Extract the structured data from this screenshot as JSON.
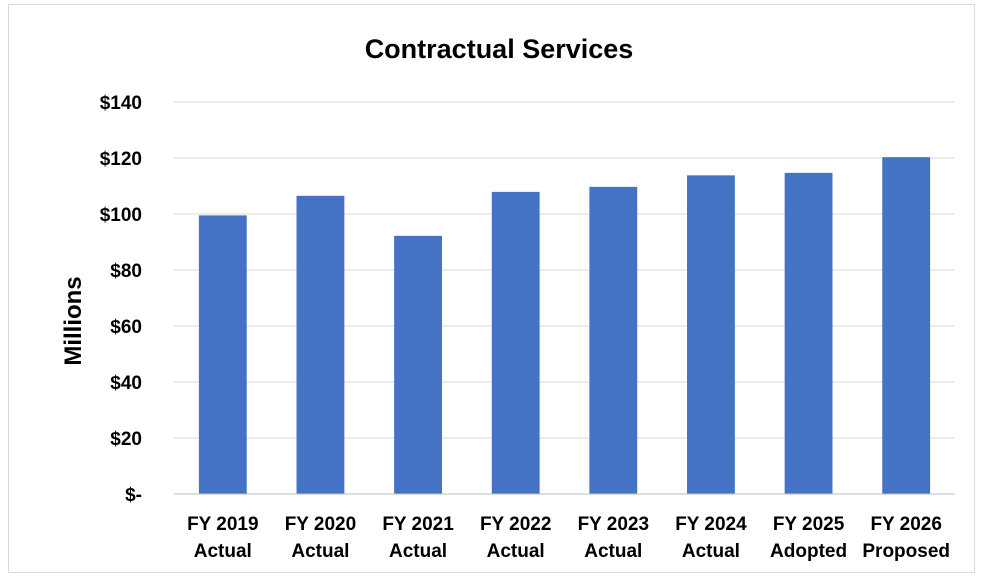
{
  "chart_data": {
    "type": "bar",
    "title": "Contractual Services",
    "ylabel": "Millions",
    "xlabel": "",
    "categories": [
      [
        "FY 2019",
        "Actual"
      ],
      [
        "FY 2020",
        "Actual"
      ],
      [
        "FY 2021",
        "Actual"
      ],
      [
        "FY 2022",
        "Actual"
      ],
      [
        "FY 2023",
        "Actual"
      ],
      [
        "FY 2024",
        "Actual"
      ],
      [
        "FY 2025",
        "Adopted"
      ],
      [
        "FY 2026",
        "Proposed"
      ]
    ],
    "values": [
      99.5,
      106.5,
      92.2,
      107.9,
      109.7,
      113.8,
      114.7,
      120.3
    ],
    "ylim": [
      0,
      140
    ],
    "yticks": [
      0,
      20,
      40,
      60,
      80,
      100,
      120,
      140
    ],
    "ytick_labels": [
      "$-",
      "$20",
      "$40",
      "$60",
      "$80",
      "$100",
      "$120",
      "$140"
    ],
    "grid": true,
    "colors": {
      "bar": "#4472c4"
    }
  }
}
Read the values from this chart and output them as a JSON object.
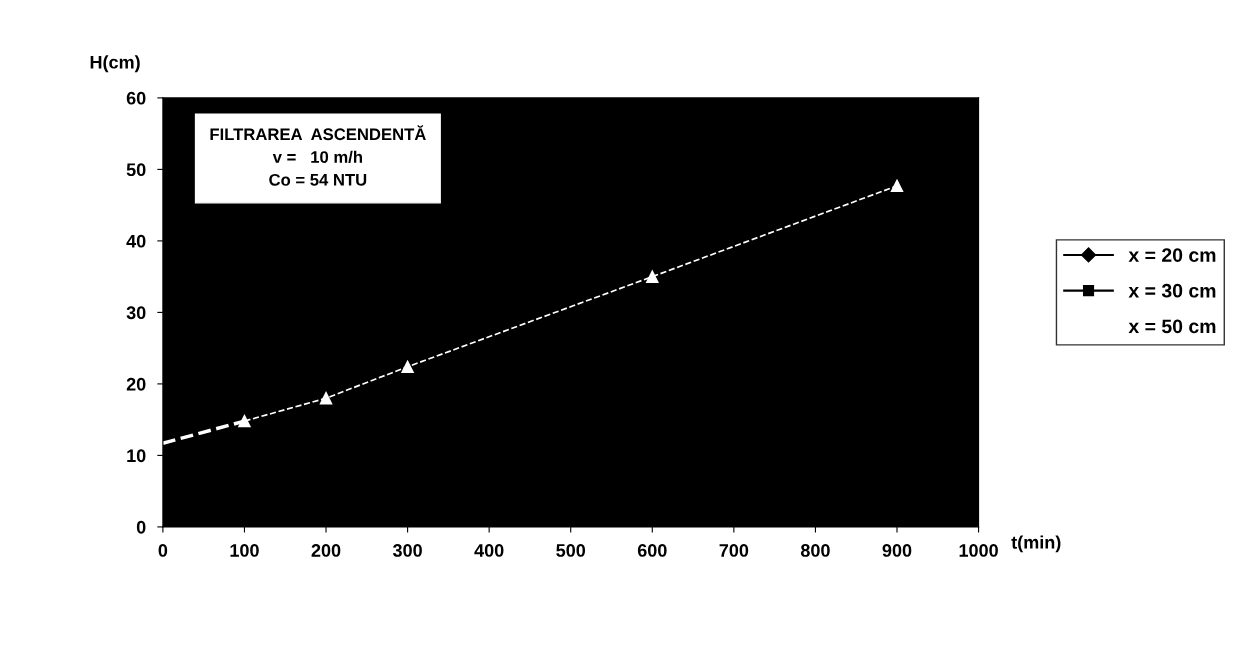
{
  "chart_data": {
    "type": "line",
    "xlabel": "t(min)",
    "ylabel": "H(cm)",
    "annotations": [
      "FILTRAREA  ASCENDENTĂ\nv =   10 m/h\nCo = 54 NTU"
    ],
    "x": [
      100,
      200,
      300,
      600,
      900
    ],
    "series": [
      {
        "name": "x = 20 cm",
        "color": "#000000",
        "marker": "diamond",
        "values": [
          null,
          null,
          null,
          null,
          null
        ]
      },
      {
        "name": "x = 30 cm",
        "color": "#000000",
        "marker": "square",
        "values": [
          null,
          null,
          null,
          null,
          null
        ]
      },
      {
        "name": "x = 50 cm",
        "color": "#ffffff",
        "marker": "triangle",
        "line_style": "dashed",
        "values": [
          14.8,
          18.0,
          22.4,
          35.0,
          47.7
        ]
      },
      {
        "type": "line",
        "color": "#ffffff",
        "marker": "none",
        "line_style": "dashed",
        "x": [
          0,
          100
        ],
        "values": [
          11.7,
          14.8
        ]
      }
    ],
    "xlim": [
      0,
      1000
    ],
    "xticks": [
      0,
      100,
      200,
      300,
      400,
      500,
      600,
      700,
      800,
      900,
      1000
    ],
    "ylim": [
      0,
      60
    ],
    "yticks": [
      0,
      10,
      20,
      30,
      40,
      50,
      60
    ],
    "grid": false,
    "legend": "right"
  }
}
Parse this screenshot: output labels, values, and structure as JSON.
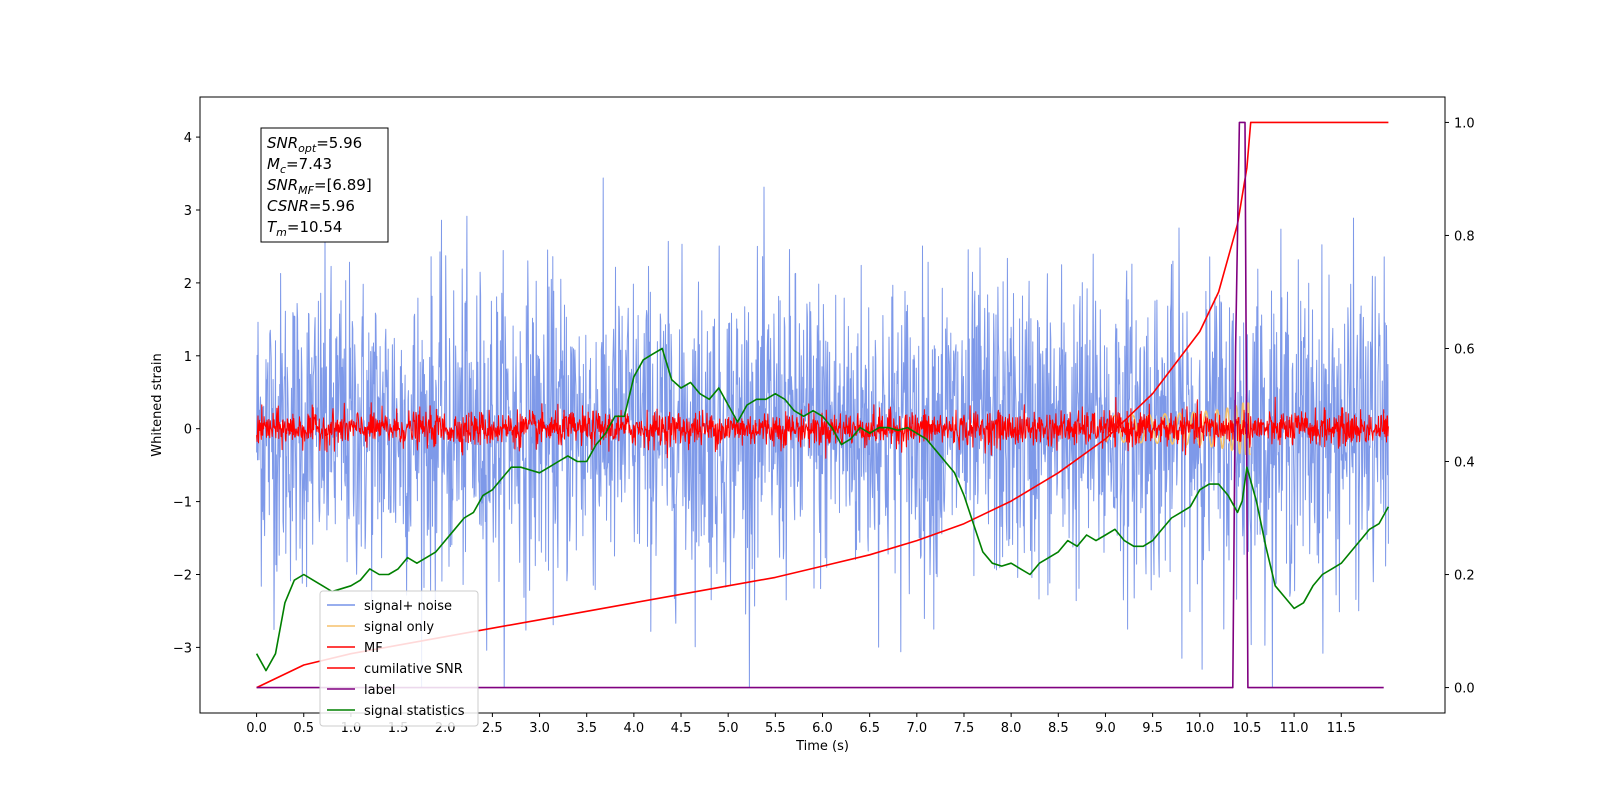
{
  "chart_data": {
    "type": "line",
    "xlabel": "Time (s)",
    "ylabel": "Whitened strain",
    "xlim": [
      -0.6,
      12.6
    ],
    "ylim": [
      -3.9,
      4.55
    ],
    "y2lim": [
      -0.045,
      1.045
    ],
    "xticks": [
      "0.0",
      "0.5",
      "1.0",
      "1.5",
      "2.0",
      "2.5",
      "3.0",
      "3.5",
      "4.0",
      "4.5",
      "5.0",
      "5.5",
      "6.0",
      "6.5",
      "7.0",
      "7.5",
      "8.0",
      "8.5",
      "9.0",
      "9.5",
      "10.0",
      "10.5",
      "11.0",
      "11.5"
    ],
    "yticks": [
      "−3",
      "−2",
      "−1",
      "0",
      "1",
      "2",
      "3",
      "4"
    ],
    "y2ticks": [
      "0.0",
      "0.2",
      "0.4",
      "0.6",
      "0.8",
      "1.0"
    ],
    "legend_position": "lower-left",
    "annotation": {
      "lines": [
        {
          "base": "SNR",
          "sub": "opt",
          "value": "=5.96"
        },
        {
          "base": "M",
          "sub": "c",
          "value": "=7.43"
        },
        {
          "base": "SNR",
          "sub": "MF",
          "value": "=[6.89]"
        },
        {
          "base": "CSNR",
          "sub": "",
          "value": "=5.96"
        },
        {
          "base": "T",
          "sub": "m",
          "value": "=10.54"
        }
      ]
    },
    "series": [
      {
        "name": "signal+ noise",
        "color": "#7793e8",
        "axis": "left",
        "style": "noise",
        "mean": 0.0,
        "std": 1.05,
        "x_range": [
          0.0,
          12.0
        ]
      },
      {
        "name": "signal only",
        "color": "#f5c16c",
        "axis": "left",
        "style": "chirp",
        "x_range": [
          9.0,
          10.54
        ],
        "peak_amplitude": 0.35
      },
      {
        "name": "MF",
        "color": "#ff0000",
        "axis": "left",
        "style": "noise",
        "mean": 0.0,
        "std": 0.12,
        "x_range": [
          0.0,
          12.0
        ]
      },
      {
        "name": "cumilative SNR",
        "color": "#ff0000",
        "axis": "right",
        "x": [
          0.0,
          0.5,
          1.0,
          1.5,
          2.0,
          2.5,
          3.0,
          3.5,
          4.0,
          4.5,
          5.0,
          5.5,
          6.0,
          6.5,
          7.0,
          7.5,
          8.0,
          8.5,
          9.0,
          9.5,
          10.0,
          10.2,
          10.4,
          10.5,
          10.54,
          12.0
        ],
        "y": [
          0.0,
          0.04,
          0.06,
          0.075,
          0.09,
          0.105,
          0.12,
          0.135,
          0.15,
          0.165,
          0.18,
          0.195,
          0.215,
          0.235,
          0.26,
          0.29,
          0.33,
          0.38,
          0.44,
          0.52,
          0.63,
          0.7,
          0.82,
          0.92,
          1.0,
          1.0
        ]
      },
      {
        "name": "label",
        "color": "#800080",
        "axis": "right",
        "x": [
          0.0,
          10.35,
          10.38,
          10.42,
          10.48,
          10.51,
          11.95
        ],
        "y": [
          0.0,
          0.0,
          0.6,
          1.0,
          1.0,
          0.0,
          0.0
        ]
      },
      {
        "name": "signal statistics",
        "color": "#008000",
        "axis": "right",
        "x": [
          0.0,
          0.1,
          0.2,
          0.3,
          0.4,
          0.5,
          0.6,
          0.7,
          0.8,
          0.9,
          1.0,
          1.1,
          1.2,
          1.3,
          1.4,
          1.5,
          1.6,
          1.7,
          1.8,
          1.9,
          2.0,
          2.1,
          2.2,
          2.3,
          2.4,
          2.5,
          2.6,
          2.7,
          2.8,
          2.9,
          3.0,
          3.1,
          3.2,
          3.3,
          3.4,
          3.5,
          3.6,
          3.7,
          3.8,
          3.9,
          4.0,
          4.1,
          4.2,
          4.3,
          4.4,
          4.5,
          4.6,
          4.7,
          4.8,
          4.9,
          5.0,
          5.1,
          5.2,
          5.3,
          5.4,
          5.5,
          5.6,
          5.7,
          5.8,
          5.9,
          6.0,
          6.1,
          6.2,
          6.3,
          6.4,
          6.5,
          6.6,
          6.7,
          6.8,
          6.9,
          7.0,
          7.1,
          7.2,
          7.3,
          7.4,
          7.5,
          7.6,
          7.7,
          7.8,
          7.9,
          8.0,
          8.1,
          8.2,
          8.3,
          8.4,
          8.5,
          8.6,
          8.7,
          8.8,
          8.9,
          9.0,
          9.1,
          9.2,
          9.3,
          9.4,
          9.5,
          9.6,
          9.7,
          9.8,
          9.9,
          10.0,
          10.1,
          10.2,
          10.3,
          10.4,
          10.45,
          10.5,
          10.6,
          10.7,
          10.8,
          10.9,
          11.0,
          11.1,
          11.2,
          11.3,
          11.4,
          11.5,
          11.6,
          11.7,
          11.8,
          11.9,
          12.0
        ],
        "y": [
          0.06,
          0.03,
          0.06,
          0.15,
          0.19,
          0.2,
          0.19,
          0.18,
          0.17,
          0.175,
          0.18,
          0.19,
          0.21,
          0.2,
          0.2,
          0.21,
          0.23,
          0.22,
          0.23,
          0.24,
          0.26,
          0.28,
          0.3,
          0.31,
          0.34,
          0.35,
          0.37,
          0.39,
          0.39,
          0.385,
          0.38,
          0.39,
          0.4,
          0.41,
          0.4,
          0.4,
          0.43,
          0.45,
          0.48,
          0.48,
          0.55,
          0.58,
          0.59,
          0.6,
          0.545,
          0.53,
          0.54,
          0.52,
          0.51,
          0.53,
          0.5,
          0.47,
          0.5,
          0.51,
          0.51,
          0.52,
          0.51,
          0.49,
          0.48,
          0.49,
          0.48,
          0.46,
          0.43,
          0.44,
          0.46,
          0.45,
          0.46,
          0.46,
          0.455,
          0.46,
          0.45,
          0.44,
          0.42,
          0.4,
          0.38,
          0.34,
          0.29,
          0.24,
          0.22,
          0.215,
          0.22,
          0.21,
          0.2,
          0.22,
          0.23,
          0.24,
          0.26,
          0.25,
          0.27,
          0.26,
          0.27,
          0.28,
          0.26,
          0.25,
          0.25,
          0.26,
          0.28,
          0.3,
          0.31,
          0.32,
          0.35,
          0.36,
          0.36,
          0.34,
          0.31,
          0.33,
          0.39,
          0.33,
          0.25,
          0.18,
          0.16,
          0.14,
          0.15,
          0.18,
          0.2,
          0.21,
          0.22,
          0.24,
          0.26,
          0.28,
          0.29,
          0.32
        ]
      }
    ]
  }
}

────────────────────────────────────────

Say how many lines in the entries contain the string "marker", and leave out everything else.

**Answer to this task**.
4